WHAT YOU HAVE TO DO:
In the entries that follow, find the word "sich" and report each line it is on.

Saved entries
──────────
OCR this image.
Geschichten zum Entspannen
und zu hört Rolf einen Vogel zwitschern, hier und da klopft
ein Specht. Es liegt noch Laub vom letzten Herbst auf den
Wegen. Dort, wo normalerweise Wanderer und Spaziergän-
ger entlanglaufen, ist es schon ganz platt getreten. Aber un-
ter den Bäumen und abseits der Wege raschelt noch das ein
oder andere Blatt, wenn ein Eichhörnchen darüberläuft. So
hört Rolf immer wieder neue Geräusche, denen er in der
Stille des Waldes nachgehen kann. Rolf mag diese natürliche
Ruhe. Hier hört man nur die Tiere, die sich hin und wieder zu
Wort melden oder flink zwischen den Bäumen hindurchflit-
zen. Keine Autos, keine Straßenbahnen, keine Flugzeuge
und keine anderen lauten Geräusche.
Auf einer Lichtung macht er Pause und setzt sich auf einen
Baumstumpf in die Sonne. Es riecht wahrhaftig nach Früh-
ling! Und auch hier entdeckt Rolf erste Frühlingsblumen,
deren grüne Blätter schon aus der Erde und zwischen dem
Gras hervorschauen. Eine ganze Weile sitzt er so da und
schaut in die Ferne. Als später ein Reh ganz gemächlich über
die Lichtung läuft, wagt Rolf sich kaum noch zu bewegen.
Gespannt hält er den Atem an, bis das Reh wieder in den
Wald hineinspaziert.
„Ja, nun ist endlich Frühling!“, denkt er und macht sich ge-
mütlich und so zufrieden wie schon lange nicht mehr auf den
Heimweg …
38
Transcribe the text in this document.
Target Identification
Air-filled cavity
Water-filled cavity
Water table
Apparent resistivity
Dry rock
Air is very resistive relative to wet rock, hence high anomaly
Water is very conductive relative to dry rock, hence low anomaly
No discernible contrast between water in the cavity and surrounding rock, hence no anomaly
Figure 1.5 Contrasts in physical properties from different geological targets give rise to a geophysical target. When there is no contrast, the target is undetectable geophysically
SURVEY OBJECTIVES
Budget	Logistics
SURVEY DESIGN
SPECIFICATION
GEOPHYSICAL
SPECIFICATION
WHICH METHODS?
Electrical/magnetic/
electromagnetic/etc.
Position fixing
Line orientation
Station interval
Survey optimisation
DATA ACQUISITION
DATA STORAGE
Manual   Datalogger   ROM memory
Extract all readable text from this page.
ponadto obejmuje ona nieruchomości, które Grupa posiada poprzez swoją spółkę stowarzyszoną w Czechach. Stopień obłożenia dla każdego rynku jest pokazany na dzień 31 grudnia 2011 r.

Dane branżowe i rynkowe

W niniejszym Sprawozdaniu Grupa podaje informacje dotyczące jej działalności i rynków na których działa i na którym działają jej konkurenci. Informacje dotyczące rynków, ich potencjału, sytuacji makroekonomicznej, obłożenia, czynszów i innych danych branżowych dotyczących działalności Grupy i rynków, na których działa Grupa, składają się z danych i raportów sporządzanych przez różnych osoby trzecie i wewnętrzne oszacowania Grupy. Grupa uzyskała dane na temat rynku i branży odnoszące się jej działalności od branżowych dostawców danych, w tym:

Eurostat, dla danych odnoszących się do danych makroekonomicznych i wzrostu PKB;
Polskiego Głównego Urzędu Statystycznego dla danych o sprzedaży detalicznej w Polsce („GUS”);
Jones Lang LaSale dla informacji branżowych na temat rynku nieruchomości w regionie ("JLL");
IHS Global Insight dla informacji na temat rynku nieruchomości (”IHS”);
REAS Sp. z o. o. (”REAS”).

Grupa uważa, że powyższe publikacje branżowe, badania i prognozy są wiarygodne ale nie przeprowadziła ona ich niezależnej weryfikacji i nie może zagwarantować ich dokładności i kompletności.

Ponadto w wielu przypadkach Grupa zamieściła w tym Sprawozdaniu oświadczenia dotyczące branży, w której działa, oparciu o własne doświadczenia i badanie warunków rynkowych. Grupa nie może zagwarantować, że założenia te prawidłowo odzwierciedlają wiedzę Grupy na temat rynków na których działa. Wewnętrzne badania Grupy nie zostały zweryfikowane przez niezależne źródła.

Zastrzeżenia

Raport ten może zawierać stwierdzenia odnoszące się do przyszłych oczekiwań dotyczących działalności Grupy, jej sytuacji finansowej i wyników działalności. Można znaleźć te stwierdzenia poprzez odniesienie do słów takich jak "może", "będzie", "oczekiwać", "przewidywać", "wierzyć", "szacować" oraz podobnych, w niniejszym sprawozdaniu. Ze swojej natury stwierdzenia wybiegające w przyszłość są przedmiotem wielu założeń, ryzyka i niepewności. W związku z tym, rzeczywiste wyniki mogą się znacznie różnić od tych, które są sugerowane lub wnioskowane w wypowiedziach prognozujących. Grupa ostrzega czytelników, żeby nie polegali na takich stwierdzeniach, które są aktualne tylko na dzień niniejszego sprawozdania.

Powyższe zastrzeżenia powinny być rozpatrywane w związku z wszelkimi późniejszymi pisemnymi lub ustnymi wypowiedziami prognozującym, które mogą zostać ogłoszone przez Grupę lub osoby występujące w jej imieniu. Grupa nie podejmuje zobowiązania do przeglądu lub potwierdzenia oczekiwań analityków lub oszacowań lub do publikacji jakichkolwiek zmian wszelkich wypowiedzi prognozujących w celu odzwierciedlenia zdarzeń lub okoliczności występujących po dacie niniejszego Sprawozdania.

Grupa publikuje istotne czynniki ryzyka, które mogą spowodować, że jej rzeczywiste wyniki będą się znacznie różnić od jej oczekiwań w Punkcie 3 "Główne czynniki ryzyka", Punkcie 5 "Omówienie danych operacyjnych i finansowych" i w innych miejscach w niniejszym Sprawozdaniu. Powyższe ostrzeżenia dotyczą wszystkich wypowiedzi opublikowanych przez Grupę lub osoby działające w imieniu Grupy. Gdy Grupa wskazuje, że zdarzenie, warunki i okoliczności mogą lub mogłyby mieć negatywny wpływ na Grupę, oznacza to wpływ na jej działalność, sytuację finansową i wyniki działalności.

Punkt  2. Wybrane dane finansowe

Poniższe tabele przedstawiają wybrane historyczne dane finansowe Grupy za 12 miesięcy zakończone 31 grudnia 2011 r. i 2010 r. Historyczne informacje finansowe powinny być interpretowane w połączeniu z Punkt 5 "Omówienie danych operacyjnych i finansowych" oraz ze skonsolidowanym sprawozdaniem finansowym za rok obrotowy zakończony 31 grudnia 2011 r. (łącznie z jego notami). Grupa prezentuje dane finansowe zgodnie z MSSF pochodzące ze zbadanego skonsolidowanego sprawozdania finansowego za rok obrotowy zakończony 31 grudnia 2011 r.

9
──────────
FINAL RESULT:
Ruhe. Hier hört man nur die Tiere, die sich hin und wieder zu
Auf einer Lichtung macht er Pause und setzt sich auf einen
die Lichtung läuft, wagt Rolf sich kaum noch zu bewegen.
„Ja, nun ist endlich Frühling!“, denkt er und macht sich ge-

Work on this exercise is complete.